## DATASET EXCERPTS
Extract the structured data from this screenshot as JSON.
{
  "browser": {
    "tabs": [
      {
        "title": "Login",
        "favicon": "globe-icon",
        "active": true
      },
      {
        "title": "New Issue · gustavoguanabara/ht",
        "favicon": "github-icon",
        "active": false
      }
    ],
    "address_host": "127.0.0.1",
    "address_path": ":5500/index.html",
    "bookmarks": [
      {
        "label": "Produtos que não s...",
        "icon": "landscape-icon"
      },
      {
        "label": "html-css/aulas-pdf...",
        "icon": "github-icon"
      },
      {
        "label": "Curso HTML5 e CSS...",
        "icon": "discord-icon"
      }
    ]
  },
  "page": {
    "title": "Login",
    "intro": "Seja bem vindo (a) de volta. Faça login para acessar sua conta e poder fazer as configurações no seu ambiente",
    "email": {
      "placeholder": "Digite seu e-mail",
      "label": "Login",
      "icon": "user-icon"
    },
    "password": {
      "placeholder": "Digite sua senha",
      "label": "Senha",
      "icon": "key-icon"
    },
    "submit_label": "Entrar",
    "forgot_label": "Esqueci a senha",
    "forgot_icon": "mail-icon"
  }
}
---
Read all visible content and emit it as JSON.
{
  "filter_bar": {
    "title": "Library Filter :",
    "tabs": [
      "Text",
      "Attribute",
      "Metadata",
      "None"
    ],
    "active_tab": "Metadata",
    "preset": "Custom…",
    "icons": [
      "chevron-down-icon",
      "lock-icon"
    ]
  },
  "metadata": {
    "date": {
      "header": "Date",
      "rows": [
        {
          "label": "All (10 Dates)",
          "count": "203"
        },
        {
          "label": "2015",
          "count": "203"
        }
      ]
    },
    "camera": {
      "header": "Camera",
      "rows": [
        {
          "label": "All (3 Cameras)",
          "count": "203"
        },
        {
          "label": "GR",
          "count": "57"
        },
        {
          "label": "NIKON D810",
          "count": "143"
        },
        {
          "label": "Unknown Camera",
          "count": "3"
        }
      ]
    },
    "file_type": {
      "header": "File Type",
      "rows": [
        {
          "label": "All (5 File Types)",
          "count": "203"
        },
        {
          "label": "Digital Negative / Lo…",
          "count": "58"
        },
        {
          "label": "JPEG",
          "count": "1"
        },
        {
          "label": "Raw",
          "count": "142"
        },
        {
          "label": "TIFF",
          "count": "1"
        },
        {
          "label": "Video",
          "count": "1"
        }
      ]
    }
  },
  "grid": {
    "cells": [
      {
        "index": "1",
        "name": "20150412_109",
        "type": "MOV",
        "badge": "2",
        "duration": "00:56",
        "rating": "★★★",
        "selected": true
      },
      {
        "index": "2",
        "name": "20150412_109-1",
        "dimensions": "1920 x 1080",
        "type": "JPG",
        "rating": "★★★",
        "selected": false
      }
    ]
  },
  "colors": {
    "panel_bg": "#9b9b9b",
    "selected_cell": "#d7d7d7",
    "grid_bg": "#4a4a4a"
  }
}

## AIM
Pick out, from the lines above, every one that contains the string "favicon".

## THE RESPONSE
        "favicon": "globe-icon",
        "favicon": "github-icon",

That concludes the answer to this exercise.